--- Task input ---

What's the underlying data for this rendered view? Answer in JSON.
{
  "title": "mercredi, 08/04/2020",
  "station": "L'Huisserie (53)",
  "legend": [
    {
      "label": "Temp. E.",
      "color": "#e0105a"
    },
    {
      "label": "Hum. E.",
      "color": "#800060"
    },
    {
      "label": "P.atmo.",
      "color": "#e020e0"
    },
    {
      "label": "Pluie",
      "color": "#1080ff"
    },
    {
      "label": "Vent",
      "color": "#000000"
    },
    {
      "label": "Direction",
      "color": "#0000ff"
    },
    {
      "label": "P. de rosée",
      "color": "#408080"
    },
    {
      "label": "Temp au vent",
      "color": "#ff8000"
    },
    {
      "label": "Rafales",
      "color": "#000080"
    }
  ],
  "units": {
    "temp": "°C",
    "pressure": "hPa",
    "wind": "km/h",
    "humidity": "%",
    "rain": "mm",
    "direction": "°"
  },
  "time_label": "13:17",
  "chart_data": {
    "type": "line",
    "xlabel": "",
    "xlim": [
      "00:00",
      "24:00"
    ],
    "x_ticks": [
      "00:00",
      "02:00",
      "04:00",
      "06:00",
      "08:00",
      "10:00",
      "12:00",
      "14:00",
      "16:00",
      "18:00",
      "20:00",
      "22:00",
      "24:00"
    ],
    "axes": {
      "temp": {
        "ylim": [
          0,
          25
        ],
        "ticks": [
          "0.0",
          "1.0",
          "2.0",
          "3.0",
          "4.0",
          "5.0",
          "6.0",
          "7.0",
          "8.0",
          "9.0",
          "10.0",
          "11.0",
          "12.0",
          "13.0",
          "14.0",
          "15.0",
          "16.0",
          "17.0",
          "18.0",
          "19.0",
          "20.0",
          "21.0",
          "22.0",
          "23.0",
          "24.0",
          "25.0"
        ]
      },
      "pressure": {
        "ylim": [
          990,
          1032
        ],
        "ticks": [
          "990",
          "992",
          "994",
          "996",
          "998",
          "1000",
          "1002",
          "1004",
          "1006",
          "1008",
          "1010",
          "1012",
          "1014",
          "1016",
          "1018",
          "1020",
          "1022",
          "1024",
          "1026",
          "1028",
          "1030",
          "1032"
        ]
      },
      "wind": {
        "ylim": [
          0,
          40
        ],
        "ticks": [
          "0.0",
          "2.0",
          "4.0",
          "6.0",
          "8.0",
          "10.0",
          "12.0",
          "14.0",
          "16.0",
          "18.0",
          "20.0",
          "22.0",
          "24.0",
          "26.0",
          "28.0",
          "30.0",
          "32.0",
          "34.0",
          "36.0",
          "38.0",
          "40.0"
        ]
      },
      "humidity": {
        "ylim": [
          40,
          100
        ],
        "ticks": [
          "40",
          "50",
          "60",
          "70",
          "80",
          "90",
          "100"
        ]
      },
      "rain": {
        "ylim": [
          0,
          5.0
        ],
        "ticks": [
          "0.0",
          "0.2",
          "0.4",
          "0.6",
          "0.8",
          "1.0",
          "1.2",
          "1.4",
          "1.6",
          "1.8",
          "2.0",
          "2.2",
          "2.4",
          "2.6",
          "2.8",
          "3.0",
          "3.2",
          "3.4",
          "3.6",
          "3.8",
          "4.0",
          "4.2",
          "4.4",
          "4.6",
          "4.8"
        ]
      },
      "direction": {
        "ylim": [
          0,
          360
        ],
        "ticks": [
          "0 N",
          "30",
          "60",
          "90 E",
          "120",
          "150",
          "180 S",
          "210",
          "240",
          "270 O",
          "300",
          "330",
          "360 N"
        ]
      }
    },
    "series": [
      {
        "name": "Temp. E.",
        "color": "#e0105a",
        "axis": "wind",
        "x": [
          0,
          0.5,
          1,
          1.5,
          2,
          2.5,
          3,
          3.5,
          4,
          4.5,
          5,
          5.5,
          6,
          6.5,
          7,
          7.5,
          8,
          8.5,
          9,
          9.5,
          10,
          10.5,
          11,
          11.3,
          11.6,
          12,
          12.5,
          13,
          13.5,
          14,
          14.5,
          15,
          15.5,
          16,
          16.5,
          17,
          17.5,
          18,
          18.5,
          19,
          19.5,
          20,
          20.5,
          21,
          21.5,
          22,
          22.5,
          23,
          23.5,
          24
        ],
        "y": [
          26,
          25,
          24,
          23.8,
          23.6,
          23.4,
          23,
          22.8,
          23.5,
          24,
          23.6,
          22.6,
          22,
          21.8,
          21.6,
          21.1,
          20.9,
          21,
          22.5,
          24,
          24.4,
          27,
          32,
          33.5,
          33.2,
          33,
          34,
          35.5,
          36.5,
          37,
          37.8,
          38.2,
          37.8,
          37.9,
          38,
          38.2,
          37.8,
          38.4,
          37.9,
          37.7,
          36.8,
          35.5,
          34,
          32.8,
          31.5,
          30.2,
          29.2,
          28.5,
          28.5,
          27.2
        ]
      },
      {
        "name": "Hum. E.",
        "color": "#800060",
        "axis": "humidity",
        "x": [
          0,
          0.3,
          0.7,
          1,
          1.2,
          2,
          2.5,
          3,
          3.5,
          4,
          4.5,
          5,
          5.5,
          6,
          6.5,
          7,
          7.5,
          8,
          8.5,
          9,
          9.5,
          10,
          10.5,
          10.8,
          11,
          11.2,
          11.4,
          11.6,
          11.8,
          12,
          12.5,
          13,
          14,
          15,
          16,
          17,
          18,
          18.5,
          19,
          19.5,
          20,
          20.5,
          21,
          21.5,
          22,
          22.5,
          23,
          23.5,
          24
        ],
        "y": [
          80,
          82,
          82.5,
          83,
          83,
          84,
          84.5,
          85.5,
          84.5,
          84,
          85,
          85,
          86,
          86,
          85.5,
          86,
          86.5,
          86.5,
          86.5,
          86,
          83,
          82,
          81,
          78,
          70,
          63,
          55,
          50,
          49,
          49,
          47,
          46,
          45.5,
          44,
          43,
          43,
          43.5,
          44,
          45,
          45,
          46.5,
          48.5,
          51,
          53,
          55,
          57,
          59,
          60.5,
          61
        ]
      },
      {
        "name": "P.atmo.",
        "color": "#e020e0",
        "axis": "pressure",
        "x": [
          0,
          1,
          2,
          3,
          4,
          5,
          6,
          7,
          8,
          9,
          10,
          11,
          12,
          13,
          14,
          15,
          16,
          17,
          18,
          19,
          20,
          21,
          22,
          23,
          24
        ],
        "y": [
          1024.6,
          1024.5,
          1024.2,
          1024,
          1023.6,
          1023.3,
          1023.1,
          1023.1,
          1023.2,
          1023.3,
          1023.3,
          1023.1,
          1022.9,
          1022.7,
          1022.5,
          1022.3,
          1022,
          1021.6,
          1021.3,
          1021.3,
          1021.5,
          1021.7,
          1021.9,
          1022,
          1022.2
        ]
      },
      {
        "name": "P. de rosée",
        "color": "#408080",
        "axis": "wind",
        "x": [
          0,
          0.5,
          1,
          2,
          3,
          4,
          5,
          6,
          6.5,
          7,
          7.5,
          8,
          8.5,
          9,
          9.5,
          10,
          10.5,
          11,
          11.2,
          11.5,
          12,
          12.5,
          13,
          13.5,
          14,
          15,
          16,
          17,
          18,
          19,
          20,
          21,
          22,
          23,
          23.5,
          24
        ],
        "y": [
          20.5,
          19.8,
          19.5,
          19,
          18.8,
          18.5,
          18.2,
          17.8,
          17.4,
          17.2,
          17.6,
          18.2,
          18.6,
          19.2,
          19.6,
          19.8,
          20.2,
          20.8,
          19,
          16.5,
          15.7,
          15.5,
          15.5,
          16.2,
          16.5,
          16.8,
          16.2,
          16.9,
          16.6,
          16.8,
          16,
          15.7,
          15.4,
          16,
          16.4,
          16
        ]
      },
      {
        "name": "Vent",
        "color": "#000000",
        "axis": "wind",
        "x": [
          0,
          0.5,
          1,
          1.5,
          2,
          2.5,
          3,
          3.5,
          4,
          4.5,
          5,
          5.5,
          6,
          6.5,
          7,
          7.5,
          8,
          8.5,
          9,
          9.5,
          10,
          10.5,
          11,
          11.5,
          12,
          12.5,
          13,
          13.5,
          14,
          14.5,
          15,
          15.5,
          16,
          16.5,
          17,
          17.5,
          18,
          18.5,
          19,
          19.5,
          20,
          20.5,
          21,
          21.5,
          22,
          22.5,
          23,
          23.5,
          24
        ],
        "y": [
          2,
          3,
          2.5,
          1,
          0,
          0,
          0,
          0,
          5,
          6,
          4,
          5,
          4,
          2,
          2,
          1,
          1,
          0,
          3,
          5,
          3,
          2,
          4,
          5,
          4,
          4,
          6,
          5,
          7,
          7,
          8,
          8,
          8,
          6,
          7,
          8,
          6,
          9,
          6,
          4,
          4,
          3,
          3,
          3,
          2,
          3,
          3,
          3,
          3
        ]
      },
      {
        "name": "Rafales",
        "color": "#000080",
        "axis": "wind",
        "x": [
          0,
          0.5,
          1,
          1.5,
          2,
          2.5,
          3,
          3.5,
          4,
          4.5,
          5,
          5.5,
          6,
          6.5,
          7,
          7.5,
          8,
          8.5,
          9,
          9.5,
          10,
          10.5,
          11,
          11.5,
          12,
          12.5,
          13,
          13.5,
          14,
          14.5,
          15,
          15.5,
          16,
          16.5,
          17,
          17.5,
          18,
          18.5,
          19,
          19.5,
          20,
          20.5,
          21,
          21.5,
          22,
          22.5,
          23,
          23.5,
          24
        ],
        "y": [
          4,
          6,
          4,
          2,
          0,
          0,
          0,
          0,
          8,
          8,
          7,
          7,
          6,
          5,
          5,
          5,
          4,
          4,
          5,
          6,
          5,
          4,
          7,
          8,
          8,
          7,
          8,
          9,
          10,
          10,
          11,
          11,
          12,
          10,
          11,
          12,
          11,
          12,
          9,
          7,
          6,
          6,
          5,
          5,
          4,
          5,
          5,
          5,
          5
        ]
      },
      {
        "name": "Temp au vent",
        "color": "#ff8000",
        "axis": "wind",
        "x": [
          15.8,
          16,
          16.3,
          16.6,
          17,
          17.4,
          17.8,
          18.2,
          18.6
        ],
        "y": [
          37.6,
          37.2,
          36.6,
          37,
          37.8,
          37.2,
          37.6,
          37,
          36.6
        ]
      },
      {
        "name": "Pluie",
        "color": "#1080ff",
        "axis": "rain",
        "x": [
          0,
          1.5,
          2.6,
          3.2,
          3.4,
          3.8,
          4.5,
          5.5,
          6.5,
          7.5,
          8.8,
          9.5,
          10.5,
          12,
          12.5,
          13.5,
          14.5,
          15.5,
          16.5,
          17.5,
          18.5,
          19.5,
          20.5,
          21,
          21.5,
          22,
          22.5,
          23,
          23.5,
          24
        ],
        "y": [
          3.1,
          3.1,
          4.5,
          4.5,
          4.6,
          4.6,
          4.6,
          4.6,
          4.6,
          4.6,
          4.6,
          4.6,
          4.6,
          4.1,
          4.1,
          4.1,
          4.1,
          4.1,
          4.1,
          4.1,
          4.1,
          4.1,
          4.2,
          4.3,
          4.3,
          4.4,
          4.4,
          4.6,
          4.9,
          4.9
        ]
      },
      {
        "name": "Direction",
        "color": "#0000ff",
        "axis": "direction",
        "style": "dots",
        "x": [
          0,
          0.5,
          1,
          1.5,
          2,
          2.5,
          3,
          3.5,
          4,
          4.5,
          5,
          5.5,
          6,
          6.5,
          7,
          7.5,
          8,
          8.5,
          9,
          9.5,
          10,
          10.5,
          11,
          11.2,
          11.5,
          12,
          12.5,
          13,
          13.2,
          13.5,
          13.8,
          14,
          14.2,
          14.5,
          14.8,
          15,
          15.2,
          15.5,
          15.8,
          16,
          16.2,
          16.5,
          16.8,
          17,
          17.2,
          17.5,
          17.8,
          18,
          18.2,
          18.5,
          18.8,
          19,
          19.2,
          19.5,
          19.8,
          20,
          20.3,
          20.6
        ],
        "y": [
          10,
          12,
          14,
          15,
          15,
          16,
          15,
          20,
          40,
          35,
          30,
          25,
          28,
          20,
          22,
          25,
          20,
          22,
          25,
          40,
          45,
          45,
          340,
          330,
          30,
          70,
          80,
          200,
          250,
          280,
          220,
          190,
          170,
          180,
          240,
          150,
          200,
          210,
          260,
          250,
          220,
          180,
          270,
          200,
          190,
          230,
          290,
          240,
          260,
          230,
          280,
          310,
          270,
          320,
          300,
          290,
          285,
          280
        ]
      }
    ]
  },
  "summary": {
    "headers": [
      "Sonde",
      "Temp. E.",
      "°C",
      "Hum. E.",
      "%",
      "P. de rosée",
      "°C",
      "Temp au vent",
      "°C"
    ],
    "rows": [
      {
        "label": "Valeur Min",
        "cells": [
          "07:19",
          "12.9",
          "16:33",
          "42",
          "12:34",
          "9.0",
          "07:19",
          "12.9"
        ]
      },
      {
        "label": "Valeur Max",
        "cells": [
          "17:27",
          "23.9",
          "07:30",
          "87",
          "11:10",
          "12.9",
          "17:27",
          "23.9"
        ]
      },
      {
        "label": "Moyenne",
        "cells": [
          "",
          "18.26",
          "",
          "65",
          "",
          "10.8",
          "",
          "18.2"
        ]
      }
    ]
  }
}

---

## Task
Filter the records above for lines containing the word "name", and copy those lines.

## The reply
        "name": "Temp. E.",
        "name": "Hum. E.",
        "name": "P.atmo.",
        "name": "P. de rosée",
        "name": "Vent",
        "name": "Rafales",
        "name": "Temp au vent",
        "name": "Pluie",
        "name": "Direction",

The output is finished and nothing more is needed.